**Given instruction:** Scan the records and identify every line in which the string "Compartment" occurs, then return those lines.

**Listed records:**

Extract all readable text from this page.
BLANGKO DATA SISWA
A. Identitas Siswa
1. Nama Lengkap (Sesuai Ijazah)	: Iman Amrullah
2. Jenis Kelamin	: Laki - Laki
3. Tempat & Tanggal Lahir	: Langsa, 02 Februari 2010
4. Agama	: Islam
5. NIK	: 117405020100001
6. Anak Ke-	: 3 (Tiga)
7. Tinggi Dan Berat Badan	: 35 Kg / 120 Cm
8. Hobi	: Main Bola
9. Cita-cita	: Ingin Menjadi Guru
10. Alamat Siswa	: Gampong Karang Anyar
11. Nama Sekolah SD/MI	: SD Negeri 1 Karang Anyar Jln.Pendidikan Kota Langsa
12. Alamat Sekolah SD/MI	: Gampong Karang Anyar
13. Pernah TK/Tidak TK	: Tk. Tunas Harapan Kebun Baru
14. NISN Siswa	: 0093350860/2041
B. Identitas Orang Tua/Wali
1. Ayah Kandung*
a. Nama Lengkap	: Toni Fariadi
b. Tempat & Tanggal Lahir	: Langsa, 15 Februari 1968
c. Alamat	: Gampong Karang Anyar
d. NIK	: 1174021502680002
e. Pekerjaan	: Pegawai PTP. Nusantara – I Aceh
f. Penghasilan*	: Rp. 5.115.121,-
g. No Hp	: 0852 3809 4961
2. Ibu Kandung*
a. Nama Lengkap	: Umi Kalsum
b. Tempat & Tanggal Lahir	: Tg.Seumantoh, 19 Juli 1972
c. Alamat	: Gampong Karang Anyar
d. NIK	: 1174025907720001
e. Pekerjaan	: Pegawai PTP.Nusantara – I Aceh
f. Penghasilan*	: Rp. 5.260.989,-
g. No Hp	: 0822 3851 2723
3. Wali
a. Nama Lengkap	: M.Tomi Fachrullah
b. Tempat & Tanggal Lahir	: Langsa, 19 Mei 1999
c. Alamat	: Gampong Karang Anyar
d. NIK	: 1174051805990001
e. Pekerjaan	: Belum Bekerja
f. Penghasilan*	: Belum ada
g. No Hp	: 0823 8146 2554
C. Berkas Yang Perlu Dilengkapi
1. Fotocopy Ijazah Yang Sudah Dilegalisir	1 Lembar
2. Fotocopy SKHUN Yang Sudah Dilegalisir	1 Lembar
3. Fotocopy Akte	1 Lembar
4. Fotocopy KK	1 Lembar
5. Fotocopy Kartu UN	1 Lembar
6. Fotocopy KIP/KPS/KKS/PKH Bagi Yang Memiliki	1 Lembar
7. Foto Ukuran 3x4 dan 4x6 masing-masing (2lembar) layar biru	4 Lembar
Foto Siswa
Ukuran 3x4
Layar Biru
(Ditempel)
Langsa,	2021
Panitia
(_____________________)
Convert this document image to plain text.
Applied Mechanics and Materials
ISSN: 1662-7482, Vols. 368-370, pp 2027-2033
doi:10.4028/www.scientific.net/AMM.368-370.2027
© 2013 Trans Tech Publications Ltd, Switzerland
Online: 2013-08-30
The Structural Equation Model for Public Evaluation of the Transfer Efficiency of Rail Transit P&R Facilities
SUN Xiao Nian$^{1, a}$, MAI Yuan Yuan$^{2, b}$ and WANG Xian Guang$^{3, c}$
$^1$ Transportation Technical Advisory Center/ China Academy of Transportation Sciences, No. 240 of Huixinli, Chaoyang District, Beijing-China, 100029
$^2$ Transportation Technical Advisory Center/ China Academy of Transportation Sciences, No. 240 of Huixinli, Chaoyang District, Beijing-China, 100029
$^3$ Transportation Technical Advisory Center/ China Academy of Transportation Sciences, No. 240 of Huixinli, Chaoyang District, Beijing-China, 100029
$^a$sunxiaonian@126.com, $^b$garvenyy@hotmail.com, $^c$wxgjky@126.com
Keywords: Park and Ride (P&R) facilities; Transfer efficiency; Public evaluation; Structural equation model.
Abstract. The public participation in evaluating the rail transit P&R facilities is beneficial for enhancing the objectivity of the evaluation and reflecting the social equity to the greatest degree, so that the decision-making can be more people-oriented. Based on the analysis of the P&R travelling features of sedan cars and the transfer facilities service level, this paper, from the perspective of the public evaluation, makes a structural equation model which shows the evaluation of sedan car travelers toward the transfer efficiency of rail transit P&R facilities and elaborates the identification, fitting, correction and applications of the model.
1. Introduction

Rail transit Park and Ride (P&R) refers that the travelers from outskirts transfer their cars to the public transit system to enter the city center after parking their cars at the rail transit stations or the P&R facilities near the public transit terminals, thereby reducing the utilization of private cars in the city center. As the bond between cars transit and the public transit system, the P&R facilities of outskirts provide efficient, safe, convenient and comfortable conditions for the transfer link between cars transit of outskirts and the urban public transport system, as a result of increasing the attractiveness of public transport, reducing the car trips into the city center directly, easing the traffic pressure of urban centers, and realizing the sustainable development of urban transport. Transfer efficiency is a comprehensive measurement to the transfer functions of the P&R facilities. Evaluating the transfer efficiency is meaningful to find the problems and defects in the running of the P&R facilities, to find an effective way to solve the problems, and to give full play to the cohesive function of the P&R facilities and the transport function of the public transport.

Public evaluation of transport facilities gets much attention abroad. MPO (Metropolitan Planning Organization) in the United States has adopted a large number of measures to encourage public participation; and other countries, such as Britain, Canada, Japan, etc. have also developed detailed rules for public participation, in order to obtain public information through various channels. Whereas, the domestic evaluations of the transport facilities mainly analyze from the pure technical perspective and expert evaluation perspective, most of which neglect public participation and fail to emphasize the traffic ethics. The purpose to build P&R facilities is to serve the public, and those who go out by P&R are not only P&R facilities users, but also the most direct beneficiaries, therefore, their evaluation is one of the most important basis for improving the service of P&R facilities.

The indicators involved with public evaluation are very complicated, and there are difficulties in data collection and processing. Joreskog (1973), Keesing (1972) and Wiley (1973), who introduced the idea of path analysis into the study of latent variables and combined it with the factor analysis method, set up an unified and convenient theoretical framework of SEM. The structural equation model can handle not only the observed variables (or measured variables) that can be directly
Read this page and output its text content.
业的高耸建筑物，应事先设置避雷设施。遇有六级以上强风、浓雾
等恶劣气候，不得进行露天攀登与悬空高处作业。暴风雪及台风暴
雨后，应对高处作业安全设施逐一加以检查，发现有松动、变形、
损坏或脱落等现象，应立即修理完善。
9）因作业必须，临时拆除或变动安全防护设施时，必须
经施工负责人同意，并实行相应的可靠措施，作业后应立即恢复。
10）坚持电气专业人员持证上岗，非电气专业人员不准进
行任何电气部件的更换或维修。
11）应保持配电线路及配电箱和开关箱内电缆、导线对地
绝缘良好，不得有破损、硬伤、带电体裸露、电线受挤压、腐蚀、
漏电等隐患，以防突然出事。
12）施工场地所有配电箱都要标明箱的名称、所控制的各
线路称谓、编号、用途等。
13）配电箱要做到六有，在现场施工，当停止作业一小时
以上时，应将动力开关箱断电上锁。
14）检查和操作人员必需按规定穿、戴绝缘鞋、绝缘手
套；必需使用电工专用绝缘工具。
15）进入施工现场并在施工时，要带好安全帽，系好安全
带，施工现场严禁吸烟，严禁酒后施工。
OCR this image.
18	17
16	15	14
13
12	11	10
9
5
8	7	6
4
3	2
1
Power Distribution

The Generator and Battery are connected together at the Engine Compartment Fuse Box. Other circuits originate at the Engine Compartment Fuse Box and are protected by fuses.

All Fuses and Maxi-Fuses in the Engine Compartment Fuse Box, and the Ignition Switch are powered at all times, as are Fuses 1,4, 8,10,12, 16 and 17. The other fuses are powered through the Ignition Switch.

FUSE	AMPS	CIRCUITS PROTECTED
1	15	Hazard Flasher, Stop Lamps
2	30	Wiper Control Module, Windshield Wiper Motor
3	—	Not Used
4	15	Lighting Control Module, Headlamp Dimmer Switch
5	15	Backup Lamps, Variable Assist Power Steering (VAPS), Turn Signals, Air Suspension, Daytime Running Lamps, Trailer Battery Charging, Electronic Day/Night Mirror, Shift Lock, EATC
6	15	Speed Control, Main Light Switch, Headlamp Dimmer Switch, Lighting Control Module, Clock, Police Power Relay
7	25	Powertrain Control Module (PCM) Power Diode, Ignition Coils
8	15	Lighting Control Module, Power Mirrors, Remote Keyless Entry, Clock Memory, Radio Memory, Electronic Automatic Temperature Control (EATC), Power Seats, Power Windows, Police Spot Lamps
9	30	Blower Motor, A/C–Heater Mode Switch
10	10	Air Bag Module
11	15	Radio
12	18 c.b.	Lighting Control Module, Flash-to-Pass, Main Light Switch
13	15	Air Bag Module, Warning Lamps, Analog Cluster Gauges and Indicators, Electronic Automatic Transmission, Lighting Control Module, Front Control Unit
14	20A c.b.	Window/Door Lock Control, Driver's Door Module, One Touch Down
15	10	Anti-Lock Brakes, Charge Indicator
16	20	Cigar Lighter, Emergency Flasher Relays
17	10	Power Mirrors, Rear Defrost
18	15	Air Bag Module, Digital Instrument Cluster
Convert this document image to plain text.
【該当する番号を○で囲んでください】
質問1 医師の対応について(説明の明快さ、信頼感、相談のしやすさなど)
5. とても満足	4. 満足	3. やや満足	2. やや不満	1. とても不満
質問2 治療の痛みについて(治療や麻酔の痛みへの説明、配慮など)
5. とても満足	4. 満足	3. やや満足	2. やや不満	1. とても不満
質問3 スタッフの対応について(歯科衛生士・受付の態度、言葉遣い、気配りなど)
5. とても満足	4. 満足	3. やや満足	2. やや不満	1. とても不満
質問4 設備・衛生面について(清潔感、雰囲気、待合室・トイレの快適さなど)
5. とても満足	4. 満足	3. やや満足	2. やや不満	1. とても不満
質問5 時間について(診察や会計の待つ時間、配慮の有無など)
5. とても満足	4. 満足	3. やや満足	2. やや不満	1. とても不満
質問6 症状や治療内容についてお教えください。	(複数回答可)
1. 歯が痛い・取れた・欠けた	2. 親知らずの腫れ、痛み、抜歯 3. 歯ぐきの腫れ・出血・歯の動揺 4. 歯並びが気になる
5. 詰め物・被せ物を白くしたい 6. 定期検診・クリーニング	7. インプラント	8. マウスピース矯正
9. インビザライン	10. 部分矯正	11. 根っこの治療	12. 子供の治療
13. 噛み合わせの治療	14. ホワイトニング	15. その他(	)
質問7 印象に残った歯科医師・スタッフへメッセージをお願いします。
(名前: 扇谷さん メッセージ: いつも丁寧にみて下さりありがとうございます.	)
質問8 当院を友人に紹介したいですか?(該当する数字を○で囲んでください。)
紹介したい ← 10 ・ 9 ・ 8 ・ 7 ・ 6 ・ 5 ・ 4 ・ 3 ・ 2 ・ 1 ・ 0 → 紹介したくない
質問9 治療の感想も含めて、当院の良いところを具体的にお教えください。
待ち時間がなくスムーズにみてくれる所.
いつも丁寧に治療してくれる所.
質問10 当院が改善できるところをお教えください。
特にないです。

**Completed task:**
The Generator and Battery are connected together at the Engine Compartment Fuse Box. Other circuits originate at the Engine Compartment Fuse Box and are protected by fuses.
All Fuses and Maxi-Fuses in the Engine Compartment Fuse Box, and the Ignition Switch are powered at all times, as are Fuses 1,4, 8,10,12, 16 and 17. The other fuses are powered through the Ignition Switch.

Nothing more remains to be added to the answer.